Return every record below exactly as written, omitting any pictures.

━━━ Source data ━━━

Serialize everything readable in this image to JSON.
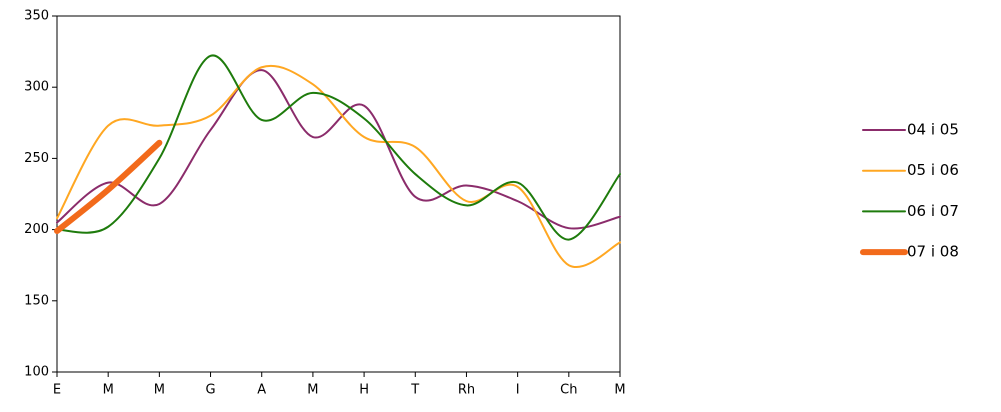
{
  "chart_data": {
    "type": "line",
    "categories": [
      "E",
      "M",
      "M",
      "G",
      "A",
      "M",
      "H",
      "T",
      "Rh",
      "I",
      "Ch",
      "M"
    ],
    "series": [
      {
        "name": "04 i 05",
        "color": "#8b2c6b",
        "width": 2,
        "values": [
          205,
          233,
          218,
          270,
          312,
          265,
          287,
          223,
          231,
          220,
          201,
          209
        ]
      },
      {
        "name": "05 i 06",
        "color": "#ffa722",
        "width": 2,
        "values": [
          208,
          273,
          273,
          280,
          314,
          302,
          265,
          258,
          220,
          230,
          175,
          191
        ]
      },
      {
        "name": "06 i 07",
        "color": "#1e7b0c",
        "width": 2,
        "values": [
          200,
          202,
          250,
          322,
          277,
          296,
          278,
          239,
          217,
          233,
          193,
          239
        ]
      },
      {
        "name": "07 i 08",
        "color": "#f26a1b",
        "width": 6,
        "values": [
          199,
          228,
          261,
          null,
          null,
          null,
          null,
          null,
          null,
          null,
          null,
          null
        ]
      }
    ],
    "ylim": [
      100,
      350
    ],
    "yticks": [
      100,
      150,
      200,
      250,
      300,
      350
    ],
    "smooth": true
  }
}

━━━

Solution to the problem:
Serialize everything readable in this image to JSON.
{
  "chart_data": {
    "type": "line",
    "categories": [
      "E",
      "M",
      "M",
      "G",
      "A",
      "M",
      "H",
      "T",
      "Rh",
      "I",
      "Ch",
      "M"
    ],
    "series": [
      {
        "name": "04 i 05",
        "color": "#8b2c6b",
        "width": 2,
        "values": [
          205,
          233,
          218,
          270,
          312,
          265,
          287,
          223,
          231,
          220,
          201,
          209
        ]
      },
      {
        "name": "05 i 06",
        "color": "#ffa722",
        "width": 2,
        "values": [
          208,
          273,
          273,
          280,
          314,
          302,
          265,
          258,
          220,
          230,
          175,
          191
        ]
      },
      {
        "name": "06 i 07",
        "color": "#1e7b0c",
        "width": 2,
        "values": [
          200,
          202,
          250,
          322,
          277,
          296,
          278,
          239,
          217,
          233,
          193,
          239
        ]
      },
      {
        "name": "07 i 08",
        "color": "#f26a1b",
        "width": 6,
        "values": [
          199,
          228,
          261,
          null,
          null,
          null,
          null,
          null,
          null,
          null,
          null,
          null
        ]
      }
    ],
    "ylim": [
      100,
      350
    ],
    "yticks": [
      100,
      150,
      200,
      250,
      300,
      350
    ],
    "smooth": true
  }
}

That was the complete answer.